-- START OF RECORDS SHOWN --
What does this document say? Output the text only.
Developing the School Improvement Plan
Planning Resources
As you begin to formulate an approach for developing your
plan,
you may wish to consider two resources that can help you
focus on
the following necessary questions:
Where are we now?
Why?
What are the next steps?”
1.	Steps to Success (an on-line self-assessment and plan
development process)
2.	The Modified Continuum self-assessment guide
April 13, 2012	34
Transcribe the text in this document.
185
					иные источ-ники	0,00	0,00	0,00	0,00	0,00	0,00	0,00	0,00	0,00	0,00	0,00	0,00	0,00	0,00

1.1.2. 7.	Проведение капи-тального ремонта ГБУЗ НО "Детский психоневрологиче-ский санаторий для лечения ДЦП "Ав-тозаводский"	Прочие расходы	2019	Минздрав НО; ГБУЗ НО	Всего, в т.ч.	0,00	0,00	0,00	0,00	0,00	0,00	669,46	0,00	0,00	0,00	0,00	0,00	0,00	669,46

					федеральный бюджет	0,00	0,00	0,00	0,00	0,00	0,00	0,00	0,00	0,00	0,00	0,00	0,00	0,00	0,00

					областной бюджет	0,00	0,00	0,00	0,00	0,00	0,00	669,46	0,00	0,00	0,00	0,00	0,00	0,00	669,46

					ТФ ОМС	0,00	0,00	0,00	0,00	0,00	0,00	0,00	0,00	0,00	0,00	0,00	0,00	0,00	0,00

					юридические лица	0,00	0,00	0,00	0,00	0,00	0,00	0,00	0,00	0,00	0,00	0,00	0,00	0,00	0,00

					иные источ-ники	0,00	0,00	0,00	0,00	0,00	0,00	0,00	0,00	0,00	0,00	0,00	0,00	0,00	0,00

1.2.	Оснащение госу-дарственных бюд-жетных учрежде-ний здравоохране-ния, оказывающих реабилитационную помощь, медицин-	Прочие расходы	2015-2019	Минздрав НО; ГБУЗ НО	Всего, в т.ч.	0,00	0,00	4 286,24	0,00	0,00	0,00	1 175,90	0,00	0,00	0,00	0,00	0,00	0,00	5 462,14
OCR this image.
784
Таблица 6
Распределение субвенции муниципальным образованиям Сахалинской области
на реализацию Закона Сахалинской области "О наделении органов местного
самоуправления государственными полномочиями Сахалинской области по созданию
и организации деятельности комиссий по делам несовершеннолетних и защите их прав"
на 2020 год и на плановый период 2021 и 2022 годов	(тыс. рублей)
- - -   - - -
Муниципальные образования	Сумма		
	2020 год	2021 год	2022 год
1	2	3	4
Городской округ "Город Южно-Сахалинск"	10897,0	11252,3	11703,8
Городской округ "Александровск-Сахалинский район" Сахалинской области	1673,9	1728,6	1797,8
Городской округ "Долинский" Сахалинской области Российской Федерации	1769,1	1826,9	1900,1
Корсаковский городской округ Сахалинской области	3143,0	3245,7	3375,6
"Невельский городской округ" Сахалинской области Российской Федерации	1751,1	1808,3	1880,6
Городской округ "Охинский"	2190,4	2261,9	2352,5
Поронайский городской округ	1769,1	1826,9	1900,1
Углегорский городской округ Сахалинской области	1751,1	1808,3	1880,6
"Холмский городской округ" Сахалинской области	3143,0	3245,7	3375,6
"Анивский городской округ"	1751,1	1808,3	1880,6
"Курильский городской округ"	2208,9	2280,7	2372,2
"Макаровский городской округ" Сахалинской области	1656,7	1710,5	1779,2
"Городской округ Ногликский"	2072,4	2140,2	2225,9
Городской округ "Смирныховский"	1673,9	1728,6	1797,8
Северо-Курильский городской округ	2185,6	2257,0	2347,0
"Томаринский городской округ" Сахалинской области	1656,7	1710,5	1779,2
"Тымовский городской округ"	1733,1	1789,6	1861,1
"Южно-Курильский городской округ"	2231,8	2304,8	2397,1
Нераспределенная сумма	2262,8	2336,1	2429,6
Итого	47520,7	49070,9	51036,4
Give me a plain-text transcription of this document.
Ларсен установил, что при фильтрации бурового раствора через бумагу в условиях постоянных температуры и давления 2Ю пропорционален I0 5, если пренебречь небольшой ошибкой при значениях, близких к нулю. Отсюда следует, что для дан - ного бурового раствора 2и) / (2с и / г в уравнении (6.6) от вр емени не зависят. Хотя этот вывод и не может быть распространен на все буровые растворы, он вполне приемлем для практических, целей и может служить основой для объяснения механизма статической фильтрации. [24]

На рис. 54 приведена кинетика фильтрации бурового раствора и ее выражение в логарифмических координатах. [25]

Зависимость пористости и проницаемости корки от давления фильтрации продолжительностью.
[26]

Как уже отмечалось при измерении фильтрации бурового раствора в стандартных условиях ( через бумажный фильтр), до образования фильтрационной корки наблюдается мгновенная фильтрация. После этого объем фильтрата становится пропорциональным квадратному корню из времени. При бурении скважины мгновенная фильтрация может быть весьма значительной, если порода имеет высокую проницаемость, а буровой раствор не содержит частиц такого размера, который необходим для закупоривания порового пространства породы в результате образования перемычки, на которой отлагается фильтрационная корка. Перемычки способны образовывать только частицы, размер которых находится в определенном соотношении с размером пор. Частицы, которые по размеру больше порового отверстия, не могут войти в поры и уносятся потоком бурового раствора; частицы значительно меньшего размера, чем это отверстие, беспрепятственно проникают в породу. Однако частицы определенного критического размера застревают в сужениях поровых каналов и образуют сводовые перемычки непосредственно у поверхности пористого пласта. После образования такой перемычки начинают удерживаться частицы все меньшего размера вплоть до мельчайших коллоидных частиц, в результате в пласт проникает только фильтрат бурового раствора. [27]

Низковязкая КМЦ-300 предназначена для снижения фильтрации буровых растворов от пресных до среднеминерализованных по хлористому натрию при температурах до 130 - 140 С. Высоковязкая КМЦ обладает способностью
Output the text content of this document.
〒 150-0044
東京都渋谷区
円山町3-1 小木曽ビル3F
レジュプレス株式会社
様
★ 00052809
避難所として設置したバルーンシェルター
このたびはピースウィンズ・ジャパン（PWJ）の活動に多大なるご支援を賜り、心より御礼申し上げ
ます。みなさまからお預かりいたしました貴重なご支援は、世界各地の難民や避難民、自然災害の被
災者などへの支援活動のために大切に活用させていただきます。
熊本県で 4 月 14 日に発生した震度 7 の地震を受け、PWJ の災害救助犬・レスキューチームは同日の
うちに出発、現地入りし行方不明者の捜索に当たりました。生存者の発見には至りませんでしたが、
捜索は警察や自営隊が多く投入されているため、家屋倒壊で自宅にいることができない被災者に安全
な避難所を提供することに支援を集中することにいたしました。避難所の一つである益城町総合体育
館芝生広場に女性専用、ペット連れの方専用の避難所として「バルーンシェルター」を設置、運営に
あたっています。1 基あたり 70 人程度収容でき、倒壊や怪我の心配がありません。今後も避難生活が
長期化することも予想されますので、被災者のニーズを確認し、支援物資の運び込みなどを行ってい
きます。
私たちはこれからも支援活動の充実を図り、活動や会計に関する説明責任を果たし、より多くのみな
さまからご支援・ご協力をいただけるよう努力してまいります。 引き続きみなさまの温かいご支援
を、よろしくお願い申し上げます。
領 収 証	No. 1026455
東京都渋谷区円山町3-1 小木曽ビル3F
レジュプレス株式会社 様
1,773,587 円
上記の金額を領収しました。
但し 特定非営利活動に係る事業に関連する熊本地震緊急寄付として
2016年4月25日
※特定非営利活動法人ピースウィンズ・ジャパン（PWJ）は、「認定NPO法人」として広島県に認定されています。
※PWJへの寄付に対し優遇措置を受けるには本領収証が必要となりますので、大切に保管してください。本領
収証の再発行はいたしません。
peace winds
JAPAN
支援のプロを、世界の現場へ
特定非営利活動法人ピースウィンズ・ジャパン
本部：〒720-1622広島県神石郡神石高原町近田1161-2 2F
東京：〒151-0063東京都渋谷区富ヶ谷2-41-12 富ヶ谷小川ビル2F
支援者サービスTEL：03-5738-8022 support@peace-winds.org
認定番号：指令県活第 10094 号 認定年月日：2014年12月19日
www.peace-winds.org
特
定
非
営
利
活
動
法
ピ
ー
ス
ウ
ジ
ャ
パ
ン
-- END OF RECORDS SHOWN --
INSTRUCTION: Filter the entries down to the lines containing "this". Copy each of those lines.

TASK SOLUTION:
What does this document say? Output the text only.
Transcribe the text in this document.
OCR this image.
Give me a plain-text transcription of this document.
Output the text content of this document.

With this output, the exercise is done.